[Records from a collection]
— begin —

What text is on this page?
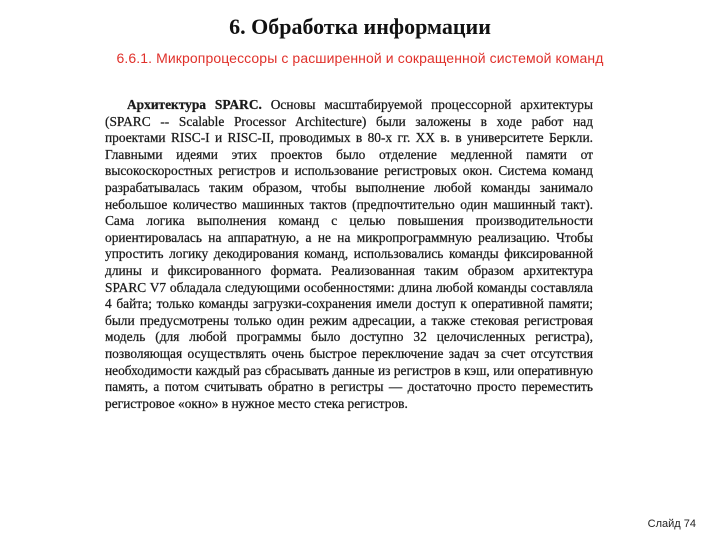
6. Обработка информации

6.6.1. Микропроцессоры с расширенной и сокращенной системой команд

Архитектура SPARC. Основы масштабируемой процессорной архитектуры (SPARC -- Scalable Processor Architecture) были заложены в ходе работ над проектами RISC-I и RISC-II, проводимых в 80-х гг. XX в. в университете Беркли. Главными идеями этих проектов было отделение медленной памяти от высокоскоростных регистров и использование регистровых окон. Система команд разрабатывалась таким образом, чтобы выполнение любой команды занимало небольшое количество машинных тактов (предпочтительно один машинный такт). Сама логика выполнения команд с целью повышения производительности ориентировалась на аппаратную, а не на микропрограммную реализацию. Чтобы упростить логику декодирования команд, использовались команды фиксированной длины и фиксированного формата. Реализованная таким образом архитектура SPARC V7 обладала следующими особенностями: длина любой команды составляла 4 байта; только команды загрузки-сохранения имели доступ к оперативной памяти; были предусмотрены только один режим адресации, а также стековая регистровая модель (для любой программы было доступно 32 целочисленных регистра), позволяющая осуществлять очень быстрое переключение задач за счет отсутствия необходимости каждый раз сбрасывать данные из регистров в кэш, или оперативную память, а потом считывать обратно в регистры — достаточно просто переместить регистровое «окно» в нужное место стека регистров.

Слайд 74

— end —

Make an exact copy of the records shown above, without the pictures.

#### Task solution:
What text is on this page?
6. Обработка информации

6.6.1. Микропроцессоры с расширенной и сокращенной системой команд

Архитектура SPARC. Основы масштабируемой процессорной архитектуры (SPARC -- Scalable Processor Architecture) были заложены в ходе работ над проектами RISC-I и RISC-II, проводимых в 80-х гг. XX в. в университете Беркли. Главными идеями этих проектов было отделение медленной памяти от высокоскоростных регистров и использование регистровых окон. Система команд разрабатывалась таким образом, чтобы выполнение любой команды занимало небольшое количество машинных тактов (предпочтительно один машинный такт). Сама логика выполнения команд с целью повышения производительности ориентировалась на аппаратную, а не на микропрограммную реализацию. Чтобы упростить логику декодирования команд, использовались команды фиксированной длины и фиксированного формата. Реализованная таким образом архитектура SPARC V7 обладала следующими особенностями: длина любой команды составляла 4 байта; только команды загрузки-сохранения имели доступ к оперативной памяти; были предусмотрены только один режим адресации, а также стековая регистровая модель (для любой программы было доступно 32 целочисленных регистра), позволяющая осуществлять очень быстрое переключение задач за счет отсутствия необходимости каждый раз сбрасывать данные из регистров в кэш, или оперативную память, а потом считывать обратно в регистры — достаточно просто переместить регистровое «окно» в нужное место стека регистров.

Слайд 74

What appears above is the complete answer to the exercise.